What to do:
Write out the full listing exactly as given, minus the images.

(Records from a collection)
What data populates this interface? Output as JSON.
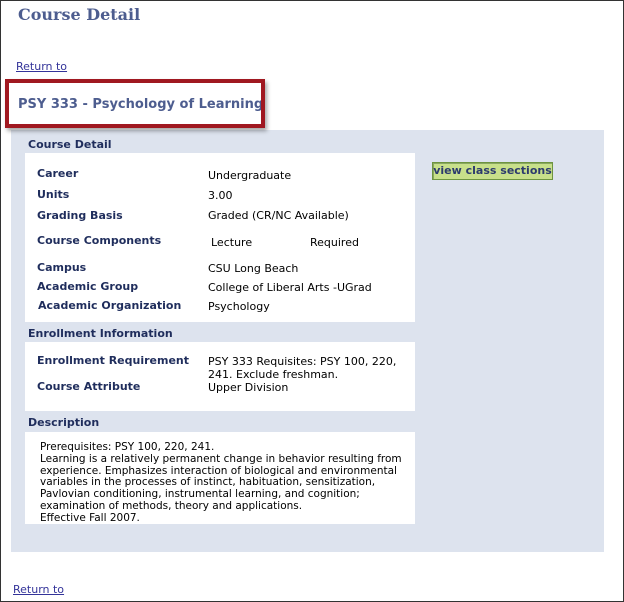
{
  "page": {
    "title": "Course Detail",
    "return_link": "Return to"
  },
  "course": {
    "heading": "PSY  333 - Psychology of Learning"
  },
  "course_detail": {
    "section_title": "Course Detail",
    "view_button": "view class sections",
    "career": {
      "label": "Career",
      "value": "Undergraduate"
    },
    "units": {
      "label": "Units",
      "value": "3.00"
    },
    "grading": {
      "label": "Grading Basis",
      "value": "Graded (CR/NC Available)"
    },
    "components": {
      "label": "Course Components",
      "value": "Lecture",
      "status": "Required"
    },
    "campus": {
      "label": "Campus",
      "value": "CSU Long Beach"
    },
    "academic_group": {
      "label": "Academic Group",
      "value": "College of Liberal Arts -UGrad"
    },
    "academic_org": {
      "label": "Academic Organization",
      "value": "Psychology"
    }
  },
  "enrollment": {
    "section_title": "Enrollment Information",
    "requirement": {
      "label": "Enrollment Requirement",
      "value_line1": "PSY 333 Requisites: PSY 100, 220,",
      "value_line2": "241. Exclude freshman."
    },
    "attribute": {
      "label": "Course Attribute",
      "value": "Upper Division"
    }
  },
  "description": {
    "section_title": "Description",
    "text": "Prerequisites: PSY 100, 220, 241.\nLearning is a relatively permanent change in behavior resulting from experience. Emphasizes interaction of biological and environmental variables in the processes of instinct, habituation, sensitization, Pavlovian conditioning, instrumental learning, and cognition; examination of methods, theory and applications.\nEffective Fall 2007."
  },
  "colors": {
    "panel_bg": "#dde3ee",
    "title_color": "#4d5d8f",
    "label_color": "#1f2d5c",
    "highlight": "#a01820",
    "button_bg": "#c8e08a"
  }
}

Result:
What data populates this interface? Output as JSON.
{
  "page": {
    "title": "Course Detail",
    "return_link": "Return to"
  },
  "course": {
    "heading": "PSY  333 - Psychology of Learning"
  },
  "course_detail": {
    "section_title": "Course Detail",
    "view_button": "view class sections",
    "career": {
      "label": "Career",
      "value": "Undergraduate"
    },
    "units": {
      "label": "Units",
      "value": "3.00"
    },
    "grading": {
      "label": "Grading Basis",
      "value": "Graded (CR/NC Available)"
    },
    "components": {
      "label": "Course Components",
      "value": "Lecture",
      "status": "Required"
    },
    "campus": {
      "label": "Campus",
      "value": "CSU Long Beach"
    },
    "academic_group": {
      "label": "Academic Group",
      "value": "College of Liberal Arts -UGrad"
    },
    "academic_org": {
      "label": "Academic Organization",
      "value": "Psychology"
    }
  },
  "enrollment": {
    "section_title": "Enrollment Information",
    "requirement": {
      "label": "Enrollment Requirement",
      "value_line1": "PSY 333 Requisites: PSY 100, 220,",
      "value_line2": "241. Exclude freshman."
    },
    "attribute": {
      "label": "Course Attribute",
      "value": "Upper Division"
    }
  },
  "description": {
    "section_title": "Description",
    "text": "Prerequisites: PSY 100, 220, 241.\nLearning is a relatively permanent change in behavior resulting from experience. Emphasizes interaction of biological and environmental variables in the processes of instinct, habituation, sensitization, Pavlovian conditioning, instrumental learning, and cognition; examination of methods, theory and applications.\nEffective Fall 2007."
  },
  "colors": {
    "panel_bg": "#dde3ee",
    "title_color": "#4d5d8f",
    "label_color": "#1f2d5c",
    "highlight": "#a01820",
    "button_bg": "#c8e08a"
  }
}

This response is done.